Work required >> Where a line holds the string "completed", return that line.

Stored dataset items
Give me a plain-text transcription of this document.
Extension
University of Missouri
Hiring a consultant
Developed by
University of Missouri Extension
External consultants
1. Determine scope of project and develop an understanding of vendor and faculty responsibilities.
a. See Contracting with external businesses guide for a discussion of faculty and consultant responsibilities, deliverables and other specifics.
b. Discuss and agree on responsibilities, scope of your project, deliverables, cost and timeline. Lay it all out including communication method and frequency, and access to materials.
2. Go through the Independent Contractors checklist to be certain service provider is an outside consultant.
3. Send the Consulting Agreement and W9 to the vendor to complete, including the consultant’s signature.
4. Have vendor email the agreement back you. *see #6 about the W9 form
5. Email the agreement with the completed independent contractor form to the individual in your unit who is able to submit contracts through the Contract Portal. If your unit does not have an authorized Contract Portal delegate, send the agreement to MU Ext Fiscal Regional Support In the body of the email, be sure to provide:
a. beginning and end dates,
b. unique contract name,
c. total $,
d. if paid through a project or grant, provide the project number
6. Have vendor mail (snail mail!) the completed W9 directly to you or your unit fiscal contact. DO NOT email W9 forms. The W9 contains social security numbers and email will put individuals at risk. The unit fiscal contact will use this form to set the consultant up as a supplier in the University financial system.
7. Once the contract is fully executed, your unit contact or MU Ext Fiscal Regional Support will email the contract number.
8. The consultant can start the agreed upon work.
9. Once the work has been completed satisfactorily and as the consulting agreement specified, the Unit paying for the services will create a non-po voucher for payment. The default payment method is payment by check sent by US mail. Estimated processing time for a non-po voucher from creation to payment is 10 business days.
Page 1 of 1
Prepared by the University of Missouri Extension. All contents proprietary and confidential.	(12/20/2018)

Answer for the task >>
5. Email the agreement with the completed independent contractor form to the individual in your unit who is able to submit contracts through the Contract Portal. If your unit does not have an authorized Contract Portal delegate, send the agreement to MU Ext Fiscal Regional Support In the body of the email, be sure to provide:
6. Have vendor mail (snail mail!) the completed W9 directly to you or your unit fiscal contact. DO NOT email W9 forms. The W9 contains social security numbers and email will put individuals at risk. The unit fiscal contact will use this form to set the consultant up as a supplier in the University financial system.
9. Once the work has been completed satisfactorily and as the consulting agreement specified, the Unit paying for the services will create a non-po voucher for payment. The default payment method is payment by check sent by US mail. Estimated processing time for a non-po voucher from creation to payment is 10 business days.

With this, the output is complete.